_Records shown_:
►

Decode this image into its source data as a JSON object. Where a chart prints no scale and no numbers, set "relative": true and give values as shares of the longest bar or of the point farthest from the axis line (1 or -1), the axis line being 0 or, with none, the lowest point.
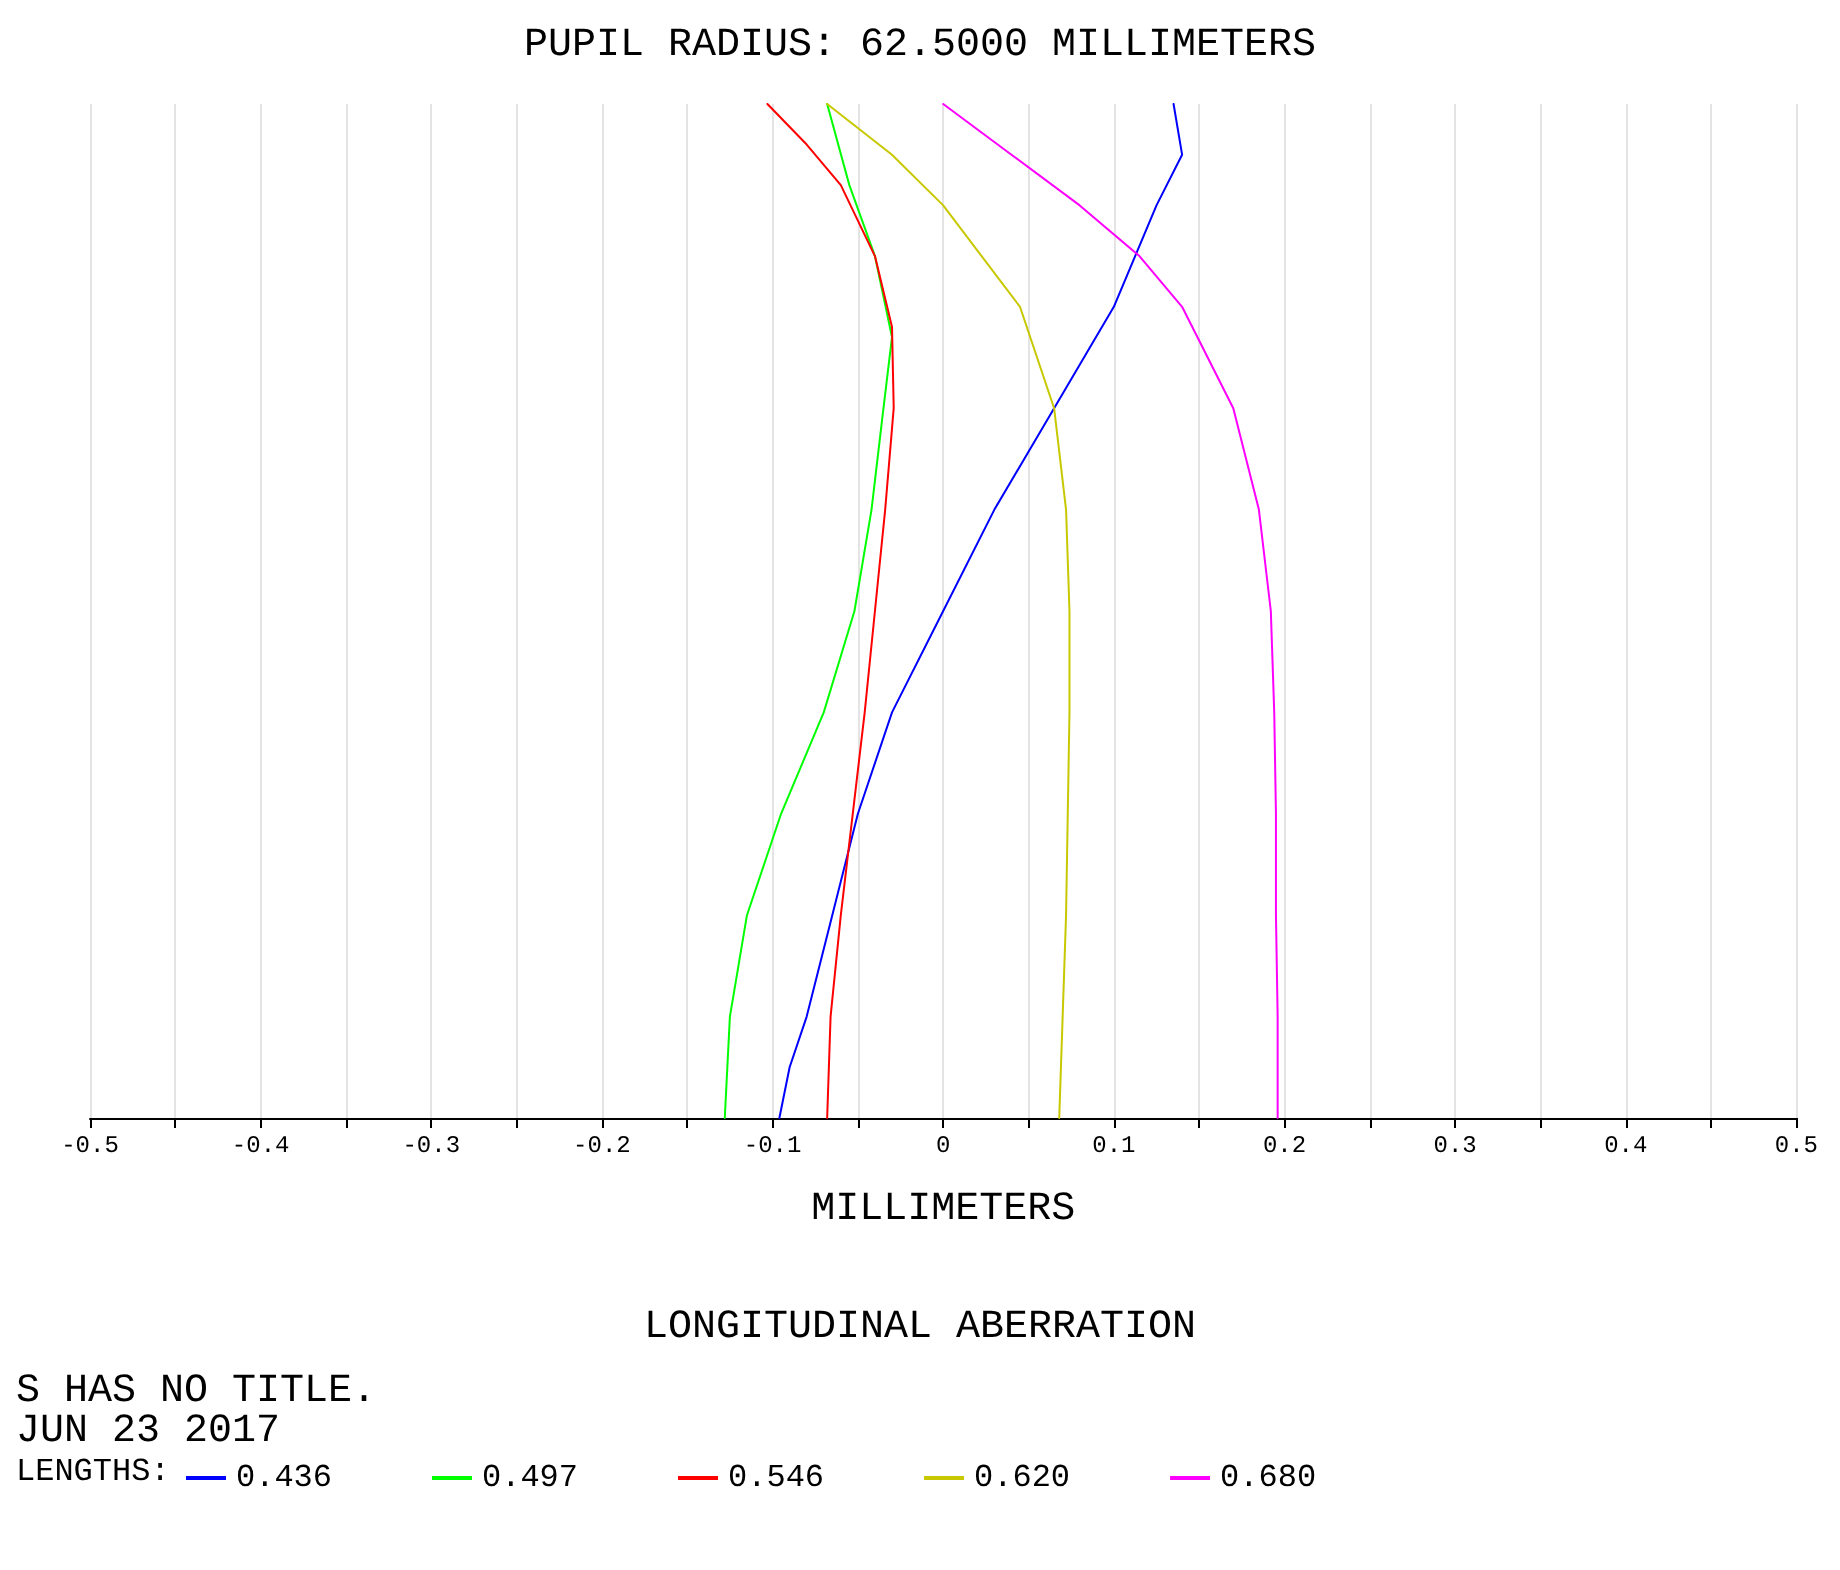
{
  "chart_data": {
    "type": "line",
    "title": "PUPIL RADIUS: 62.5000 MILLIMETERS",
    "subtitle": "LONGITUDINAL ABERRATION",
    "xlabel": "MILLIMETERS",
    "legend_title": "LENGTHS:",
    "annotations": [
      "S HAS NO TITLE.",
      "JUN 23 2017"
    ],
    "xlim": [
      -0.5,
      0.5
    ],
    "xticks": [
      -0.5,
      {
        "value": -0.45,
        "label": null
      },
      -0.4,
      {
        "value": -0.35,
        "label": null
      },
      -0.3,
      {
        "value": -0.25,
        "label": null
      },
      -0.2,
      {
        "value": -0.15,
        "label": null
      },
      -0.1,
      {
        "value": -0.05,
        "label": null
      },
      0,
      {
        "value": 0.05,
        "label": null
      },
      0.1,
      {
        "value": 0.15,
        "label": null
      },
      0.2,
      {
        "value": 0.25,
        "label": null
      },
      0.3,
      {
        "value": 0.35,
        "label": null
      },
      0.4,
      {
        "value": 0.45,
        "label": null
      },
      0.5
    ],
    "relative": true,
    "grid": "x",
    "legend": "bottom left",
    "marker": "none",
    "line_style": "solid",
    "series": [
      {
        "name": "0.436",
        "color": "#0000ff",
        "x": [
          -0.096,
          -0.09,
          -0.08,
          -0.065,
          -0.05,
          -0.03,
          0,
          0.03,
          0.065,
          0.1,
          0.125,
          0.14,
          0.135
        ],
        "values": [
          0,
          0.05,
          0.1,
          0.2,
          0.3,
          0.4,
          0.5,
          0.6,
          0.7,
          0.8,
          0.9,
          0.95,
          1
        ]
      },
      {
        "name": "0.497",
        "color": "#00ff00",
        "x": [
          -0.128,
          -0.125,
          -0.115,
          -0.095,
          -0.07,
          -0.052,
          -0.042,
          -0.035,
          -0.03,
          -0.04,
          -0.055,
          -0.068
        ],
        "values": [
          0,
          0.1,
          0.2,
          0.3,
          0.4,
          0.5,
          0.6,
          0.7,
          0.77,
          0.85,
          0.92,
          1
        ]
      },
      {
        "name": "0.546",
        "color": "#ff0000",
        "x": [
          -0.068,
          -0.066,
          -0.06,
          -0.053,
          -0.046,
          -0.04,
          -0.034,
          -0.029,
          -0.03,
          -0.04,
          -0.06,
          -0.08,
          -0.103
        ],
        "values": [
          0,
          0.1,
          0.2,
          0.3,
          0.4,
          0.5,
          0.6,
          0.7,
          0.78,
          0.85,
          0.92,
          0.96,
          1
        ]
      },
      {
        "name": "0.620",
        "color": "#c8c800",
        "x": [
          0.068,
          0.07,
          0.072,
          0.073,
          0.074,
          0.074,
          0.072,
          0.065,
          0.045,
          0.0,
          -0.03,
          -0.068
        ],
        "values": [
          0,
          0.1,
          0.2,
          0.3,
          0.4,
          0.5,
          0.6,
          0.7,
          0.8,
          0.9,
          0.95,
          1
        ]
      },
      {
        "name": "0.680",
        "color": "#ff00ff",
        "x": [
          0.196,
          0.196,
          0.195,
          0.195,
          0.194,
          0.192,
          0.185,
          0.17,
          0.14,
          0.115,
          0.08,
          0.04,
          0.0
        ],
        "values": [
          0,
          0.1,
          0.2,
          0.3,
          0.4,
          0.5,
          0.6,
          0.7,
          0.8,
          0.85,
          0.9,
          0.95,
          1
        ]
      }
    ]
  }
}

◄

Leave out the pictures and output every record above precisely as given.

_The answer_:
Decode this image into its source data as a JSON object. Where a chart prints no scale and no numbers, set "relative": true and give values as shares of the longest bar or of the point farthest from the axis line (1 or -1), the axis line being 0 or, with none, the lowest point.
{
  "chart_data": {
    "type": "line",
    "title": "PUPIL RADIUS: 62.5000 MILLIMETERS",
    "subtitle": "LONGITUDINAL ABERRATION",
    "xlabel": "MILLIMETERS",
    "legend_title": "LENGTHS:",
    "annotations": [
      "S HAS NO TITLE.",
      "JUN 23 2017"
    ],
    "xlim": [
      -0.5,
      0.5
    ],
    "xticks": [
      -0.5,
      {
        "value": -0.45,
        "label": null
      },
      -0.4,
      {
        "value": -0.35,
        "label": null
      },
      -0.3,
      {
        "value": -0.25,
        "label": null
      },
      -0.2,
      {
        "value": -0.15,
        "label": null
      },
      -0.1,
      {
        "value": -0.05,
        "label": null
      },
      0,
      {
        "value": 0.05,
        "label": null
      },
      0.1,
      {
        "value": 0.15,
        "label": null
      },
      0.2,
      {
        "value": 0.25,
        "label": null
      },
      0.3,
      {
        "value": 0.35,
        "label": null
      },
      0.4,
      {
        "value": 0.45,
        "label": null
      },
      0.5
    ],
    "relative": true,
    "grid": "x",
    "legend": "bottom left",
    "marker": "none",
    "line_style": "solid",
    "series": [
      {
        "name": "0.436",
        "color": "#0000ff",
        "x": [
          -0.096,
          -0.09,
          -0.08,
          -0.065,
          -0.05,
          -0.03,
          0,
          0.03,
          0.065,
          0.1,
          0.125,
          0.14,
          0.135
        ],
        "values": [
          0,
          0.05,
          0.1,
          0.2,
          0.3,
          0.4,
          0.5,
          0.6,
          0.7,
          0.8,
          0.9,
          0.95,
          1
        ]
      },
      {
        "name": "0.497",
        "color": "#00ff00",
        "x": [
          -0.128,
          -0.125,
          -0.115,
          -0.095,
          -0.07,
          -0.052,
          -0.042,
          -0.035,
          -0.03,
          -0.04,
          -0.055,
          -0.068
        ],
        "values": [
          0,
          0.1,
          0.2,
          0.3,
          0.4,
          0.5,
          0.6,
          0.7,
          0.77,
          0.85,
          0.92,
          1
        ]
      },
      {
        "name": "0.546",
        "color": "#ff0000",
        "x": [
          -0.068,
          -0.066,
          -0.06,
          -0.053,
          -0.046,
          -0.04,
          -0.034,
          -0.029,
          -0.03,
          -0.04,
          -0.06,
          -0.08,
          -0.103
        ],
        "values": [
          0,
          0.1,
          0.2,
          0.3,
          0.4,
          0.5,
          0.6,
          0.7,
          0.78,
          0.85,
          0.92,
          0.96,
          1
        ]
      },
      {
        "name": "0.620",
        "color": "#c8c800",
        "x": [
          0.068,
          0.07,
          0.072,
          0.073,
          0.074,
          0.074,
          0.072,
          0.065,
          0.045,
          0.0,
          -0.03,
          -0.068
        ],
        "values": [
          0,
          0.1,
          0.2,
          0.3,
          0.4,
          0.5,
          0.6,
          0.7,
          0.8,
          0.9,
          0.95,
          1
        ]
      },
      {
        "name": "0.680",
        "color": "#ff00ff",
        "x": [
          0.196,
          0.196,
          0.195,
          0.195,
          0.194,
          0.192,
          0.185,
          0.17,
          0.14,
          0.115,
          0.08,
          0.04,
          0.0
        ],
        "values": [
          0,
          0.1,
          0.2,
          0.3,
          0.4,
          0.5,
          0.6,
          0.7,
          0.8,
          0.85,
          0.9,
          0.95,
          1
        ]
      }
    ]
  }
}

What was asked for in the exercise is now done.